* START Data shown *

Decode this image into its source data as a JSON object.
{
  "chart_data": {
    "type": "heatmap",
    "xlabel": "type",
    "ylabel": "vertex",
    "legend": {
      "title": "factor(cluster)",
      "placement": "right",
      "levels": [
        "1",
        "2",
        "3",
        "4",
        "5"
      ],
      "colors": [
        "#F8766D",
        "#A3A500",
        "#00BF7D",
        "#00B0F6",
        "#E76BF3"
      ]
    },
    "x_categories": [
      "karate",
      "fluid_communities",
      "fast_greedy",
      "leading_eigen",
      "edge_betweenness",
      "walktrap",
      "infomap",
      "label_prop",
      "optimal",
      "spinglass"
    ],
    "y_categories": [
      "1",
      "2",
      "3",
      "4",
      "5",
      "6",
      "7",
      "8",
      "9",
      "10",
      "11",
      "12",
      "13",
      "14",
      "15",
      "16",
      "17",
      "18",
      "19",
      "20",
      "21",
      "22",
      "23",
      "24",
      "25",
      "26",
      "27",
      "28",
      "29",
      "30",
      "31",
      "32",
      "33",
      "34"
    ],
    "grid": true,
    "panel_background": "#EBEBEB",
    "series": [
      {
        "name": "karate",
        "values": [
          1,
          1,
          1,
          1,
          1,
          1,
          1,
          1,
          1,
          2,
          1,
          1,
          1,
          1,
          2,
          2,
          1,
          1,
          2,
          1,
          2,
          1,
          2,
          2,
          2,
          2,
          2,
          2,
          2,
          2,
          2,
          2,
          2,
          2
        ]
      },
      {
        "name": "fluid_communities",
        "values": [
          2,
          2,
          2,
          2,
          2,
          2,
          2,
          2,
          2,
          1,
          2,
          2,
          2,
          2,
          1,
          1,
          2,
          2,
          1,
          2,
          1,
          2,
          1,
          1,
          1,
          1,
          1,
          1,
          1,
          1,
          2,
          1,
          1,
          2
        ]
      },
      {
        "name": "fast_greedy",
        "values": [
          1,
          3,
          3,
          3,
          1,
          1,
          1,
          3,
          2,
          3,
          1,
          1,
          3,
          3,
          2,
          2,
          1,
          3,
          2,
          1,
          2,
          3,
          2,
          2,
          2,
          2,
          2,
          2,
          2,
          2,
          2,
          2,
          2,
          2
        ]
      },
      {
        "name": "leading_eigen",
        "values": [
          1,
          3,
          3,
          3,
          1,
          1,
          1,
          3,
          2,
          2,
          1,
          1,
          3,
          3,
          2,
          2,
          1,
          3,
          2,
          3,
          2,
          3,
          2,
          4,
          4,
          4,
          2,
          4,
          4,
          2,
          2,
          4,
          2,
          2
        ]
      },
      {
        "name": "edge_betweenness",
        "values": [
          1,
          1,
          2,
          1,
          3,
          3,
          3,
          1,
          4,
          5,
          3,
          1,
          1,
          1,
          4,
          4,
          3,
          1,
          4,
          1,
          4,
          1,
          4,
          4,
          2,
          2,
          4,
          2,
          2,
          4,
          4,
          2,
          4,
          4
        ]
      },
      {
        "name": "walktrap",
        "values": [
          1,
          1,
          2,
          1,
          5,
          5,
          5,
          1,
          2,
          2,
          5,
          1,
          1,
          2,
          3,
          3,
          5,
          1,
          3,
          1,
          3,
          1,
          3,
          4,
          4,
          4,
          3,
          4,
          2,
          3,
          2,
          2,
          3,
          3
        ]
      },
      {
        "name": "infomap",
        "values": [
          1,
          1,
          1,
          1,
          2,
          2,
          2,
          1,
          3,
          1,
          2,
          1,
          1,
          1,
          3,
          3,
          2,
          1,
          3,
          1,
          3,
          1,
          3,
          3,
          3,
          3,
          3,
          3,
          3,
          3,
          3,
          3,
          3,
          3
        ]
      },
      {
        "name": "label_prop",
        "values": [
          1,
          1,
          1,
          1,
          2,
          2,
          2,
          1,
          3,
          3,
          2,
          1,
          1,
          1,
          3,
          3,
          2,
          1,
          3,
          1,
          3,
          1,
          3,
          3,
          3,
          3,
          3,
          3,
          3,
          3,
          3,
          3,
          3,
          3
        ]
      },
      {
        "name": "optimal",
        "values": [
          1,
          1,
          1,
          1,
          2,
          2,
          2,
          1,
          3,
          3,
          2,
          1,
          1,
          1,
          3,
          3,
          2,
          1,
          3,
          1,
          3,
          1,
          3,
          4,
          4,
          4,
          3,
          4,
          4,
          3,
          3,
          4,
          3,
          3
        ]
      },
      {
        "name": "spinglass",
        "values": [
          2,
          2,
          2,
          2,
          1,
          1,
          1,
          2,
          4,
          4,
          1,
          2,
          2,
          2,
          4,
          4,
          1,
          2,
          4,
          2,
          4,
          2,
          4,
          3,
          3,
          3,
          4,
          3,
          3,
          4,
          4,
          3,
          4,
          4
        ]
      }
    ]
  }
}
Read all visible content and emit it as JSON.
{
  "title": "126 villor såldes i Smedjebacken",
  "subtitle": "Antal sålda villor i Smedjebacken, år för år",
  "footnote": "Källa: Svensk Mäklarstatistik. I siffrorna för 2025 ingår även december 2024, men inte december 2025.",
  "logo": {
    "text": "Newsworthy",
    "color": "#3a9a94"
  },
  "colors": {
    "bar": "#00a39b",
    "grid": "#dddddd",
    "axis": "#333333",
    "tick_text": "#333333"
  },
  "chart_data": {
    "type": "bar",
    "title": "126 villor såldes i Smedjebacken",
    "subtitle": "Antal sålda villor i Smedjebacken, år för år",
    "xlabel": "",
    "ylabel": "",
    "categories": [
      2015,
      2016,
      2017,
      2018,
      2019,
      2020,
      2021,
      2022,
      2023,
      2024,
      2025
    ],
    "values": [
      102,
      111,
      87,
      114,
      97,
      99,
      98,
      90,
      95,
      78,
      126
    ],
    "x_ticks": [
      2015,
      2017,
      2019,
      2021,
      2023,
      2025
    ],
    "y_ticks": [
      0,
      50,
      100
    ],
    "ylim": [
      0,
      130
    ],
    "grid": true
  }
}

* END Data shown *

> **To do**
Copy all data exactly, start to finish.

> **Output of the exercise**
Decode this image into its source data as a JSON object.
{
  "chart_data": {
    "type": "heatmap",
    "xlabel": "type",
    "ylabel": "vertex",
    "legend": {
      "title": "factor(cluster)",
      "placement": "right",
      "levels": [
        "1",
        "2",
        "3",
        "4",
        "5"
      ],
      "colors": [
        "#F8766D",
        "#A3A500",
        "#00BF7D",
        "#00B0F6",
        "#E76BF3"
      ]
    },
    "x_categories": [
      "karate",
      "fluid_communities",
      "fast_greedy",
      "leading_eigen",
      "edge_betweenness",
      "walktrap",
      "infomap",
      "label_prop",
      "optimal",
      "spinglass"
    ],
    "y_categories": [
      "1",
      "2",
      "3",
      "4",
      "5",
      "6",
      "7",
      "8",
      "9",
      "10",
      "11",
      "12",
      "13",
      "14",
      "15",
      "16",
      "17",
      "18",
      "19",
      "20",
      "21",
      "22",
      "23",
      "24",
      "25",
      "26",
      "27",
      "28",
      "29",
      "30",
      "31",
      "32",
      "33",
      "34"
    ],
    "grid": true,
    "panel_background": "#EBEBEB",
    "series": [
      {
        "name": "karate",
        "values": [
          1,
          1,
          1,
          1,
          1,
          1,
          1,
          1,
          1,
          2,
          1,
          1,
          1,
          1,
          2,
          2,
          1,
          1,
          2,
          1,
          2,
          1,
          2,
          2,
          2,
          2,
          2,
          2,
          2,
          2,
          2,
          2,
          2,
          2
        ]
      },
      {
        "name": "fluid_communities",
        "values": [
          2,
          2,
          2,
          2,
          2,
          2,
          2,
          2,
          2,
          1,
          2,
          2,
          2,
          2,
          1,
          1,
          2,
          2,
          1,
          2,
          1,
          2,
          1,
          1,
          1,
          1,
          1,
          1,
          1,
          1,
          2,
          1,
          1,
          2
        ]
      },
      {
        "name": "fast_greedy",
        "values": [
          1,
          3,
          3,
          3,
          1,
          1,
          1,
          3,
          2,
          3,
          1,
          1,
          3,
          3,
          2,
          2,
          1,
          3,
          2,
          1,
          2,
          3,
          2,
          2,
          2,
          2,
          2,
          2,
          2,
          2,
          2,
          2,
          2,
          2
        ]
      },
      {
        "name": "leading_eigen",
        "values": [
          1,
          3,
          3,
          3,
          1,
          1,
          1,
          3,
          2,
          2,
          1,
          1,
          3,
          3,
          2,
          2,
          1,
          3,
          2,
          3,
          2,
          3,
          2,
          4,
          4,
          4,
          2,
          4,
          4,
          2,
          2,
          4,
          2,
          2
        ]
      },
      {
        "name": "edge_betweenness",
        "values": [
          1,
          1,
          2,
          1,
          3,
          3,
          3,
          1,
          4,
          5,
          3,
          1,
          1,
          1,
          4,
          4,
          3,
          1,
          4,
          1,
          4,
          1,
          4,
          4,
          2,
          2,
          4,
          2,
          2,
          4,
          4,
          2,
          4,
          4
        ]
      },
      {
        "name": "walktrap",
        "values": [
          1,
          1,
          2,
          1,
          5,
          5,
          5,
          1,
          2,
          2,
          5,
          1,
          1,
          2,
          3,
          3,
          5,
          1,
          3,
          1,
          3,
          1,
          3,
          4,
          4,
          4,
          3,
          4,
          2,
          3,
          2,
          2,
          3,
          3
        ]
      },
      {
        "name": "infomap",
        "values": [
          1,
          1,
          1,
          1,
          2,
          2,
          2,
          1,
          3,
          1,
          2,
          1,
          1,
          1,
          3,
          3,
          2,
          1,
          3,
          1,
          3,
          1,
          3,
          3,
          3,
          3,
          3,
          3,
          3,
          3,
          3,
          3,
          3,
          3
        ]
      },
      {
        "name": "label_prop",
        "values": [
          1,
          1,
          1,
          1,
          2,
          2,
          2,
          1,
          3,
          3,
          2,
          1,
          1,
          1,
          3,
          3,
          2,
          1,
          3,
          1,
          3,
          1,
          3,
          3,
          3,
          3,
          3,
          3,
          3,
          3,
          3,
          3,
          3,
          3
        ]
      },
      {
        "name": "optimal",
        "values": [
          1,
          1,
          1,
          1,
          2,
          2,
          2,
          1,
          3,
          3,
          2,
          1,
          1,
          1,
          3,
          3,
          2,
          1,
          3,
          1,
          3,
          1,
          3,
          4,
          4,
          4,
          3,
          4,
          4,
          3,
          3,
          4,
          3,
          3
        ]
      },
      {
        "name": "spinglass",
        "values": [
          2,
          2,
          2,
          2,
          1,
          1,
          1,
          2,
          4,
          4,
          1,
          2,
          2,
          2,
          4,
          4,
          1,
          2,
          4,
          2,
          4,
          2,
          4,
          3,
          3,
          3,
          4,
          3,
          3,
          4,
          4,
          3,
          4,
          4
        ]
      }
    ]
  }
}
Read all visible content and emit it as JSON.
{
  "title": "126 villor såldes i Smedjebacken",
  "subtitle": "Antal sålda villor i Smedjebacken, år för år",
  "footnote": "Källa: Svensk Mäklarstatistik. I siffrorna för 2025 ingår även december 2024, men inte december 2025.",
  "logo": {
    "text": "Newsworthy",
    "color": "#3a9a94"
  },
  "colors": {
    "bar": "#00a39b",
    "grid": "#dddddd",
    "axis": "#333333",
    "tick_text": "#333333"
  },
  "chart_data": {
    "type": "bar",
    "title": "126 villor såldes i Smedjebacken",
    "subtitle": "Antal sålda villor i Smedjebacken, år för år",
    "xlabel": "",
    "ylabel": "",
    "categories": [
      2015,
      2016,
      2017,
      2018,
      2019,
      2020,
      2021,
      2022,
      2023,
      2024,
      2025
    ],
    "values": [
      102,
      111,
      87,
      114,
      97,
      99,
      98,
      90,
      95,
      78,
      126
    ],
    "x_ticks": [
      2015,
      2017,
      2019,
      2021,
      2023,
      2025
    ],
    "y_ticks": [
      0,
      50,
      100
    ],
    "ylim": [
      0,
      130
    ],
    "grid": true
  }
}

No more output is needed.